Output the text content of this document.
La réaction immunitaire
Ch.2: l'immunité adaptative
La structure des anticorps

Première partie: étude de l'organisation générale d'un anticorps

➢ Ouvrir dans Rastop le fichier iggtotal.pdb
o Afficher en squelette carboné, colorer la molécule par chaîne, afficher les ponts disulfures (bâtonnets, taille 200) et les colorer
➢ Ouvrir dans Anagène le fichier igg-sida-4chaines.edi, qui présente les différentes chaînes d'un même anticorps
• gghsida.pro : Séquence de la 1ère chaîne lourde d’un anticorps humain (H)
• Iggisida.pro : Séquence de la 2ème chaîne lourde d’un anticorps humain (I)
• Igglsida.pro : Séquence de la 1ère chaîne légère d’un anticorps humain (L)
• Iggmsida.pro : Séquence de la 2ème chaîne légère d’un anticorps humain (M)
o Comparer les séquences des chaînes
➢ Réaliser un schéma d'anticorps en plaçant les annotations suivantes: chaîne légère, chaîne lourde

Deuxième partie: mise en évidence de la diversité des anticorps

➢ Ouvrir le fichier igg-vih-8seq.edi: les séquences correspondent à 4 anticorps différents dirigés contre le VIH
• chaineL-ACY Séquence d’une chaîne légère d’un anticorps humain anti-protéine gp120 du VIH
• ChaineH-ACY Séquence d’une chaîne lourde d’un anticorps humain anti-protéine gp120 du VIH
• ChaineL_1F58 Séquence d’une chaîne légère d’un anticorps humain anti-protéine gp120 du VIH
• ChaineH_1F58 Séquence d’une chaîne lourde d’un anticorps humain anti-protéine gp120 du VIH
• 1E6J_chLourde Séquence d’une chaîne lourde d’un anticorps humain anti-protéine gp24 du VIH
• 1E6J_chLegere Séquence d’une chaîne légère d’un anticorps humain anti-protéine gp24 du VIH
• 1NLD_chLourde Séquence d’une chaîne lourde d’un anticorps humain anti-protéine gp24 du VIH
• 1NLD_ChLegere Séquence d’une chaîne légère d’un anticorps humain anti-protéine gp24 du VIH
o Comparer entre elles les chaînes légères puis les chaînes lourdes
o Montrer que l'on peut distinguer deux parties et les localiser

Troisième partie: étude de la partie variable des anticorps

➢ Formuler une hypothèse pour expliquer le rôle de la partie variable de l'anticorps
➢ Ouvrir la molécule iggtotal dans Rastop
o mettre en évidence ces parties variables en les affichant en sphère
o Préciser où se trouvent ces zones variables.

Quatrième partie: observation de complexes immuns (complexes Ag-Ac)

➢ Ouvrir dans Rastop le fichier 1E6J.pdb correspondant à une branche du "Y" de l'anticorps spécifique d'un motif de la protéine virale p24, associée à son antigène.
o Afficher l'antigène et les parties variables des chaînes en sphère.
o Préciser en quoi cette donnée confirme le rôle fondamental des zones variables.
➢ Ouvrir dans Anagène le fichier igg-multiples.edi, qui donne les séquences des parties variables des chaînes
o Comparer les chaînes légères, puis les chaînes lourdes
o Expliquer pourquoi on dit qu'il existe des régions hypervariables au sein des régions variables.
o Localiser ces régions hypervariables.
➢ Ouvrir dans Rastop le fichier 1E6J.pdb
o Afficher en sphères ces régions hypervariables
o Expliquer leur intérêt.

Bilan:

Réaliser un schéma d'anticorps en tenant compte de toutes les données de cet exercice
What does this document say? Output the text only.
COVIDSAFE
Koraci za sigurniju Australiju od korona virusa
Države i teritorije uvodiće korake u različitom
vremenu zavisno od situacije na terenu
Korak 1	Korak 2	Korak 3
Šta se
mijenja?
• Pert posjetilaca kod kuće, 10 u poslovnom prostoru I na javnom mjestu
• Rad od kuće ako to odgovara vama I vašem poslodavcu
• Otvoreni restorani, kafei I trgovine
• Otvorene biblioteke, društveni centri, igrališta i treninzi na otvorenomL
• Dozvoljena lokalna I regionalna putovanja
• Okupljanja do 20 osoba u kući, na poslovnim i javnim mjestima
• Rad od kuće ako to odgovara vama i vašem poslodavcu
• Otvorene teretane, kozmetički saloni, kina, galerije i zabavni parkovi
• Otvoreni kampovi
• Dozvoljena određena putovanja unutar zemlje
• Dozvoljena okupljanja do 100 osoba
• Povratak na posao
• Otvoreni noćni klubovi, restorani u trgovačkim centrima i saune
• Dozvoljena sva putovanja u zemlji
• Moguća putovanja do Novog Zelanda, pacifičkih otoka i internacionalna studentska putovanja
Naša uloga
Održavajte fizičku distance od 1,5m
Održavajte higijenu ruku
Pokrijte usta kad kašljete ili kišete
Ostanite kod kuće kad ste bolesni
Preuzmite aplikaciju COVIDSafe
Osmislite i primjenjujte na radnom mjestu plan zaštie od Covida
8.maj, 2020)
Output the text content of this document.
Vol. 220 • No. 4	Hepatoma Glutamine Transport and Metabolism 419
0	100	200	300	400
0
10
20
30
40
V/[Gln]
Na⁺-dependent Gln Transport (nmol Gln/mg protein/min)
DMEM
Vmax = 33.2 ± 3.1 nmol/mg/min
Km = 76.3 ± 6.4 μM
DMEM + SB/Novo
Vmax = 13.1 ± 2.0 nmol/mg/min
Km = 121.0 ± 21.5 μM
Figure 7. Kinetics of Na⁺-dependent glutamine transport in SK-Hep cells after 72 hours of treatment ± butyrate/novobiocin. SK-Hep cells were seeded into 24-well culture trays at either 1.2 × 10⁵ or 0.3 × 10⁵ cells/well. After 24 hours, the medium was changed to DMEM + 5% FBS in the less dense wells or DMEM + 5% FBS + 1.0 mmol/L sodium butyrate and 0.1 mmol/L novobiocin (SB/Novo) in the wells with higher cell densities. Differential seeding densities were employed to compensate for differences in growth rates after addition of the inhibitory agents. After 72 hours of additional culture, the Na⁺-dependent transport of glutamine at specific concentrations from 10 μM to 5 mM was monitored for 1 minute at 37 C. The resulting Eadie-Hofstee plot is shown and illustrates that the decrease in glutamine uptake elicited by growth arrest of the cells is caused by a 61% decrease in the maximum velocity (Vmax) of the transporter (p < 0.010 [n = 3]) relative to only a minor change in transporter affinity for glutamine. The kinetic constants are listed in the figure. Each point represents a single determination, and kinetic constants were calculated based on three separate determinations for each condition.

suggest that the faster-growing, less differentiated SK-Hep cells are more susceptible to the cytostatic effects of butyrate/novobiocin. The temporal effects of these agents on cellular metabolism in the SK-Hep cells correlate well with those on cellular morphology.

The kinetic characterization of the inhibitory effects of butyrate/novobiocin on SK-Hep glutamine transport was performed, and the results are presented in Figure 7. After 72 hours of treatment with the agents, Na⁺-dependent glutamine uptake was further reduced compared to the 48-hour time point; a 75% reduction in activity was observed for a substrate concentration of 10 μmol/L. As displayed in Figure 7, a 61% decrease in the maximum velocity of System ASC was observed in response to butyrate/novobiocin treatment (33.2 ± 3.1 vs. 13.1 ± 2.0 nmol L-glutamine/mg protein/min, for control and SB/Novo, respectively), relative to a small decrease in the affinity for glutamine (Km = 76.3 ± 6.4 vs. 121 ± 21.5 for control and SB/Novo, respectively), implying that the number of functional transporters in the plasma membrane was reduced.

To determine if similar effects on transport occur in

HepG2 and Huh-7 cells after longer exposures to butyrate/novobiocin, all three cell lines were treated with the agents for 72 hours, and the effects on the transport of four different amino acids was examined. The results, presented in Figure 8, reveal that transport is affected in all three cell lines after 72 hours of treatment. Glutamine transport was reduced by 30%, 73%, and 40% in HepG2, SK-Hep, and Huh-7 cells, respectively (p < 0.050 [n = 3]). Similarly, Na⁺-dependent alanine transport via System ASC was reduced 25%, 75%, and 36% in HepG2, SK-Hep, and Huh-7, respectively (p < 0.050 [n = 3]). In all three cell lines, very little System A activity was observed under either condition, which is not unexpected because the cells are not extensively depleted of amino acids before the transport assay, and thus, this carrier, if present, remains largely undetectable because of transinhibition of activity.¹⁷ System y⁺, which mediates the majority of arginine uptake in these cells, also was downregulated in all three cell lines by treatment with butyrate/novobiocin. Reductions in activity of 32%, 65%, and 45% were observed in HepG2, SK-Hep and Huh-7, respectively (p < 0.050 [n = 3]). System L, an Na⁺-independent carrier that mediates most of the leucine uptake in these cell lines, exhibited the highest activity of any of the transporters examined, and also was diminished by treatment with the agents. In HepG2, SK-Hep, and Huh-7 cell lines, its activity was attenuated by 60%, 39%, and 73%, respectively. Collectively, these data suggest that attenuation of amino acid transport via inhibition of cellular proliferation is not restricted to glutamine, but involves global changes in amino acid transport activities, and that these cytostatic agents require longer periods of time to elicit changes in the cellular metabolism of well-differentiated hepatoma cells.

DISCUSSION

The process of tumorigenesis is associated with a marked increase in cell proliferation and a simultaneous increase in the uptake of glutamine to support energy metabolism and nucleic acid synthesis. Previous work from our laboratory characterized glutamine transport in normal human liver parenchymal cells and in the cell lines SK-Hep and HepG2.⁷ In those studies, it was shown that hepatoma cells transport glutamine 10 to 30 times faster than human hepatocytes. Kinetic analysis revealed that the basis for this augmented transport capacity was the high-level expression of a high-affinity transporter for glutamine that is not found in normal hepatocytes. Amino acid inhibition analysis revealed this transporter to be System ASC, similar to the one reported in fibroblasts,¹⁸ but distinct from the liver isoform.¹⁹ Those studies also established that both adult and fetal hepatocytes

++++++++++++++++++++

▶ **AIM OF THE TASK**: Search the material above for the string "hypervariables". Show every line that holds it.

▶ **EXERCISE OUTPUT**:
o Expliquer pourquoi on dit qu'il existe des régions hypervariables au sein des régions variables.
o Localiser ces régions hypervariables.
o Afficher en sphères ces régions hypervariables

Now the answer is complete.